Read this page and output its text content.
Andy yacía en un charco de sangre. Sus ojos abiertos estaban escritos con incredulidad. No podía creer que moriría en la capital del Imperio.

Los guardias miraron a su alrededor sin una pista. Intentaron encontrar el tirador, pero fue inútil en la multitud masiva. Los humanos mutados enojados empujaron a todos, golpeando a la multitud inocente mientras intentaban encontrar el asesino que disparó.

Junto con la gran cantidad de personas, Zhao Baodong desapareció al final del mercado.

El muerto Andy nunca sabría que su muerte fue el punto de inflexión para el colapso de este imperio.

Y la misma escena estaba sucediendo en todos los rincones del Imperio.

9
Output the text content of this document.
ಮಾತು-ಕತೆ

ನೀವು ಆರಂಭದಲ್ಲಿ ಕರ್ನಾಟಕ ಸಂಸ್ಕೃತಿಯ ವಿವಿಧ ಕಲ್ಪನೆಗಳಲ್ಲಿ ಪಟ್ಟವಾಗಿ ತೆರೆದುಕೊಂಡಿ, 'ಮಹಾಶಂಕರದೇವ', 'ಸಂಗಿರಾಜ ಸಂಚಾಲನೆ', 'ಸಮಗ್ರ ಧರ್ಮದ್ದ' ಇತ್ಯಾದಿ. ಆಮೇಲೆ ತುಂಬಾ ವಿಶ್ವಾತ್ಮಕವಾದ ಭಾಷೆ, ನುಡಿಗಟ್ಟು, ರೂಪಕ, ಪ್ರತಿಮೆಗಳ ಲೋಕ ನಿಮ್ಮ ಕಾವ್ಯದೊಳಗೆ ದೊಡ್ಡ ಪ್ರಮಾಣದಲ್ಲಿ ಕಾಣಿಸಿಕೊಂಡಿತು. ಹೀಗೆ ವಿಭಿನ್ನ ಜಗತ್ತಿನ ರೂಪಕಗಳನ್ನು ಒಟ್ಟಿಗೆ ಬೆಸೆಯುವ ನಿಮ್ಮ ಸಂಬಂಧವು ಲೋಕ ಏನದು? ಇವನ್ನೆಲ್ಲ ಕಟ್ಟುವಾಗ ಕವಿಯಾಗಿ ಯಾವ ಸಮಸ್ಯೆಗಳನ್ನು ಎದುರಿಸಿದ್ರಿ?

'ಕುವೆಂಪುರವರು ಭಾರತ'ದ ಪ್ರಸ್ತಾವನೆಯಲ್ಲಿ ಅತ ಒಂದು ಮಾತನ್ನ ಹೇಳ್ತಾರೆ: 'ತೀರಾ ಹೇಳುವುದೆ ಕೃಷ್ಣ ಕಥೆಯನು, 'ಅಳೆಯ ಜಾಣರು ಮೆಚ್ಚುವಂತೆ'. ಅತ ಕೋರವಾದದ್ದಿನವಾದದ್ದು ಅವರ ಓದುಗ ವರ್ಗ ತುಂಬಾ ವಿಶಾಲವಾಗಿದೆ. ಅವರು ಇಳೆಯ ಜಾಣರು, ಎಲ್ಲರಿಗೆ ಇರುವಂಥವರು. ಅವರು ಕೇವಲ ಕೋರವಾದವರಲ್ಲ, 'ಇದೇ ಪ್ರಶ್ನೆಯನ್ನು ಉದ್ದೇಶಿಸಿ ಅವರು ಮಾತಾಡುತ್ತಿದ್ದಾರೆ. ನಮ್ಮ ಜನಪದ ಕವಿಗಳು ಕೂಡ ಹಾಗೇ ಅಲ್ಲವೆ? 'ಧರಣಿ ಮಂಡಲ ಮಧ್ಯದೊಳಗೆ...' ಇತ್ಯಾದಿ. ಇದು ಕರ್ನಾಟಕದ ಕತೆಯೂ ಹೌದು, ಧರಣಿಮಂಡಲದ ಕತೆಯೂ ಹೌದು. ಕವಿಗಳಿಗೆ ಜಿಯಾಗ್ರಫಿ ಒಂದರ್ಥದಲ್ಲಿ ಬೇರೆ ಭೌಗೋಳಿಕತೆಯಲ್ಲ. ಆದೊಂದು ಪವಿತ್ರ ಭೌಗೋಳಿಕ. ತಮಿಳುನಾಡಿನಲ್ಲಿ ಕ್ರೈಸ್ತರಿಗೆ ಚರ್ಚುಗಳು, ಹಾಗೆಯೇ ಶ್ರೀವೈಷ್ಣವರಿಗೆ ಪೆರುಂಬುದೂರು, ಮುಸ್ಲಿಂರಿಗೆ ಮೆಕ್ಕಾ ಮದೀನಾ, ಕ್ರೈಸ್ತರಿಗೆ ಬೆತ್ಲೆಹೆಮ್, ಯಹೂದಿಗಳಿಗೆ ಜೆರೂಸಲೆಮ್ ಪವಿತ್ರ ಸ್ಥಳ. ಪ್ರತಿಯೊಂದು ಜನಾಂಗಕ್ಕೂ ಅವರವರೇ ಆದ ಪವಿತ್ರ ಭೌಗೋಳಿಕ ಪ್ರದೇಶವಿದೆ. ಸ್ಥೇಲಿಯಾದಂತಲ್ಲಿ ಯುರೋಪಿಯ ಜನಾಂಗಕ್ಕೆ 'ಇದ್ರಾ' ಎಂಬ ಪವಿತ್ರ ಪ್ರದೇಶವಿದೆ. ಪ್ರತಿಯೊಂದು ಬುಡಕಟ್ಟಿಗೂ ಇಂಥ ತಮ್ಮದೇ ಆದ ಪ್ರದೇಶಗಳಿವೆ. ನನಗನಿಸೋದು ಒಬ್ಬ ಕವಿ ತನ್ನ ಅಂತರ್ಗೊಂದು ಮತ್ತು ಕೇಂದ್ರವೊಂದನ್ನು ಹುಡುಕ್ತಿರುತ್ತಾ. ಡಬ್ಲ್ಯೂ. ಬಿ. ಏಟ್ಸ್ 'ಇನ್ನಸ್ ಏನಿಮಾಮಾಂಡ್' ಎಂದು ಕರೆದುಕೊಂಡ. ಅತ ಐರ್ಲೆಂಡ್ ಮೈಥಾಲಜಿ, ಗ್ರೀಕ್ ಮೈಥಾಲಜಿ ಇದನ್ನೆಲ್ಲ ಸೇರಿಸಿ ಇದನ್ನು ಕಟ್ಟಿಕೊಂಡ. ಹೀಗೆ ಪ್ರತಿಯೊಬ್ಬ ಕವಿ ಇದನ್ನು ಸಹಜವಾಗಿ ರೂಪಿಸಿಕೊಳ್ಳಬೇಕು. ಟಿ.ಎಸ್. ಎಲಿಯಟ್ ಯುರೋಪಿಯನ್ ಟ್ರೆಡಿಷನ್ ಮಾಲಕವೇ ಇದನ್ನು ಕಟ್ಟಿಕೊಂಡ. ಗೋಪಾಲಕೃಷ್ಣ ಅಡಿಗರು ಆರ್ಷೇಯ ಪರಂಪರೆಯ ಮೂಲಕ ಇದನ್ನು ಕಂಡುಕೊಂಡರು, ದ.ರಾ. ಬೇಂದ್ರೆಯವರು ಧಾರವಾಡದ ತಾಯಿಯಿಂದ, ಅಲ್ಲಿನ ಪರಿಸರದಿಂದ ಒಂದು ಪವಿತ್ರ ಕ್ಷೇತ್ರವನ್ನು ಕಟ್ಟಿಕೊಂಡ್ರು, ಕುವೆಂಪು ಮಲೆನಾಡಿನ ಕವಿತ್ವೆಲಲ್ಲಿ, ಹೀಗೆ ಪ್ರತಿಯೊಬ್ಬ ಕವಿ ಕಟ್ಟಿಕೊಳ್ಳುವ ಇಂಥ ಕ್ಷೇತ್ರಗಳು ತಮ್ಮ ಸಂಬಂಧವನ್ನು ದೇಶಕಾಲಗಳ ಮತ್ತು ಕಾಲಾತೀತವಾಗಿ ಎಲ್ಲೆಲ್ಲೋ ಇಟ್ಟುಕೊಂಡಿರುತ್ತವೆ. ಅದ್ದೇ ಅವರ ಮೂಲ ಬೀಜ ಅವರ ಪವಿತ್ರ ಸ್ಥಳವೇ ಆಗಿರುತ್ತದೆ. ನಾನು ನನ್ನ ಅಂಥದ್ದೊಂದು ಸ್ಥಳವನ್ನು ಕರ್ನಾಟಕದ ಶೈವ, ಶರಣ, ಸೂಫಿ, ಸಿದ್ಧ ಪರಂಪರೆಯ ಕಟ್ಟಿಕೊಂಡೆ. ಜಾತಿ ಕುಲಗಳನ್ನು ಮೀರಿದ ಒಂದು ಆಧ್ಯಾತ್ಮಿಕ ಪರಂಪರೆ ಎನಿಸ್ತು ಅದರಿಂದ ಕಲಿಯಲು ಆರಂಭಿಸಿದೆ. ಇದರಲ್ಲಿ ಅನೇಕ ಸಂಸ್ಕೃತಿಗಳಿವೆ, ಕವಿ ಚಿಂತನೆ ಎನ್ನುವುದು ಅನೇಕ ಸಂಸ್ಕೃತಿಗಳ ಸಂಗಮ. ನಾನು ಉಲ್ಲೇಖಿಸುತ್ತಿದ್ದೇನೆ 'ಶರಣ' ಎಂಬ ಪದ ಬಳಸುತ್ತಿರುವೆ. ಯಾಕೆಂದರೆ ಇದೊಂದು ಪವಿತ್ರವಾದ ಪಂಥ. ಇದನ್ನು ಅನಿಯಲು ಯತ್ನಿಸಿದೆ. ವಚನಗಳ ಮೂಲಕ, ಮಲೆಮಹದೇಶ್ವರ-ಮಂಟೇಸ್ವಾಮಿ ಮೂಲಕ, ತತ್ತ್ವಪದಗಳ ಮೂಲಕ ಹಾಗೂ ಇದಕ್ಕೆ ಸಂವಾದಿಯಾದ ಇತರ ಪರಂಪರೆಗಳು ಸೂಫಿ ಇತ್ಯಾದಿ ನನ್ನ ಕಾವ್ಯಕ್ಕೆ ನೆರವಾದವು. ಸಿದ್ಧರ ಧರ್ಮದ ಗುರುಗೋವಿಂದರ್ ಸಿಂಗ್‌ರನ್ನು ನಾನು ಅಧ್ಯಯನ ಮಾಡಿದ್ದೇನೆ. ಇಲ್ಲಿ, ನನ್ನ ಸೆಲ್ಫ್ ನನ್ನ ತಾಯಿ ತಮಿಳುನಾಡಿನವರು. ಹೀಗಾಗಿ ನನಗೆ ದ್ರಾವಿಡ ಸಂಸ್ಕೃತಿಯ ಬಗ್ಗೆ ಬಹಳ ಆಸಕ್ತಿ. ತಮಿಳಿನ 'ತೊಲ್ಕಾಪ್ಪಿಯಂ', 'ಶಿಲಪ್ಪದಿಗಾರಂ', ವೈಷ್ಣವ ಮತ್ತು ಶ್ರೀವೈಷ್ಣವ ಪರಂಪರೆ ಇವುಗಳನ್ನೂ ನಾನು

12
**********
Gather every line from the listing above in which "Andy" appears, and copy those lines.

Andy yacía en un charco de sangre. Sus ojos abiertos estaban escritos con incredulidad. No podía creer que moriría en la capital del Imperio.
El muerto Andy nunca sabría que su muerte fue el punto de inflexión para el colapso de este imperio.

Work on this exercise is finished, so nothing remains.